▶ **REQUIREMENTS**
Every entry that follows should be repeated exactly; drop the images.

▶ **LISTING**
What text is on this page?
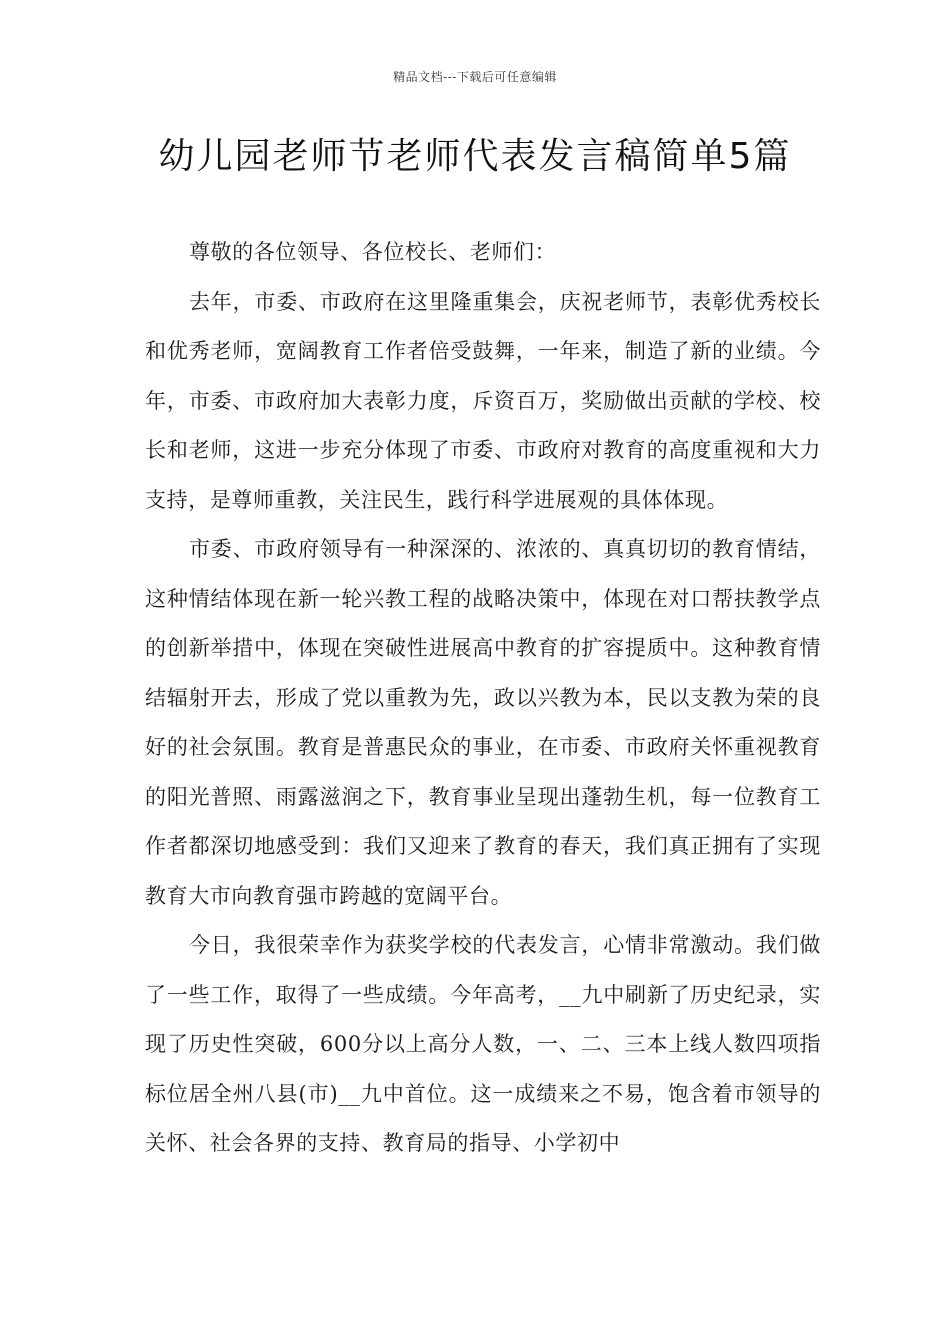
精品文档---下载后可任意编辑
幼儿园老师节老师代表发言稿简单5篇

尊敬的各位领导、各位校长、老师们：

去年，市委、市政府在这里隆重集会，庆祝老师节，表彰优秀校长和优秀老师，宽阔教育工作者倍受鼓舞，一年来，制造了新的业绩。今年，市委、市政府加大表彰力度，斥资百万，奖励做出贡献的学校、校长和老师，这进一步充分体现了市委、市政府对教育的高度重视和大力支持，是尊师重教，关注民生，践行科学进展观的具体体现。

市委、市政府领导有一种深深的、浓浓的、真真切切的教育情结，这种情结体现在新一轮兴教工程的战略决策中，体现在对口帮扶教学点的创新举措中，体现在突破性进展高中教育的扩容提质中。这种教育情结辐射开去，形成了党以重教为先，政以兴教为本，民以支教为荣的良好的社会氛围。教育是普惠民众的事业，在市委、市政府关怀重视教育的阳光普照、雨露滋润之下，教育事业呈现出蓬勃生机，每一位教育工作者都深切地感受到：我们又迎来了教育的春天，我们真正拥有了实现教育大市向教育强市跨越的宽阔平台。

今日，我很荣幸作为获奖学校的代表发言，心情非常激动。我们做了一些工作，取得了一些成绩。今年高考，__九中刷新了历史纪录，实现了历史性突破，600分以上高分人数，一、二、三本上线人数四项指标位居全州八县(市)__九中首位。这一成绩来之不易，饱含着市领导的关怀、社会各界的支持、教育局的指导、小学初中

▶ **FINISHED EXERCISE**
What text is on this page?
精品文档---下载后可任意编辑
幼儿园老师节老师代表发言稿简单5篇

尊敬的各位领导、各位校长、老师们：

去年，市委、市政府在这里隆重集会，庆祝老师节，表彰优秀校长和优秀老师，宽阔教育工作者倍受鼓舞，一年来，制造了新的业绩。今年，市委、市政府加大表彰力度，斥资百万，奖励做出贡献的学校、校长和老师，这进一步充分体现了市委、市政府对教育的高度重视和大力支持，是尊师重教，关注民生，践行科学进展观的具体体现。

市委、市政府领导有一种深深的、浓浓的、真真切切的教育情结，这种情结体现在新一轮兴教工程的战略决策中，体现在对口帮扶教学点的创新举措中，体现在突破性进展高中教育的扩容提质中。这种教育情结辐射开去，形成了党以重教为先，政以兴教为本，民以支教为荣的良好的社会氛围。教育是普惠民众的事业，在市委、市政府关怀重视教育的阳光普照、雨露滋润之下，教育事业呈现出蓬勃生机，每一位教育工作者都深切地感受到：我们又迎来了教育的春天，我们真正拥有了实现教育大市向教育强市跨越的宽阔平台。

今日，我很荣幸作为获奖学校的代表发言，心情非常激动。我们做了一些工作，取得了一些成绩。今年高考，__九中刷新了历史纪录，实现了历史性突破，600分以上高分人数，一、二、三本上线人数四项指标位居全州八县(市)__九中首位。这一成绩来之不易，饱含着市领导的关怀、社会各界的支持、教育局的指导、小学初中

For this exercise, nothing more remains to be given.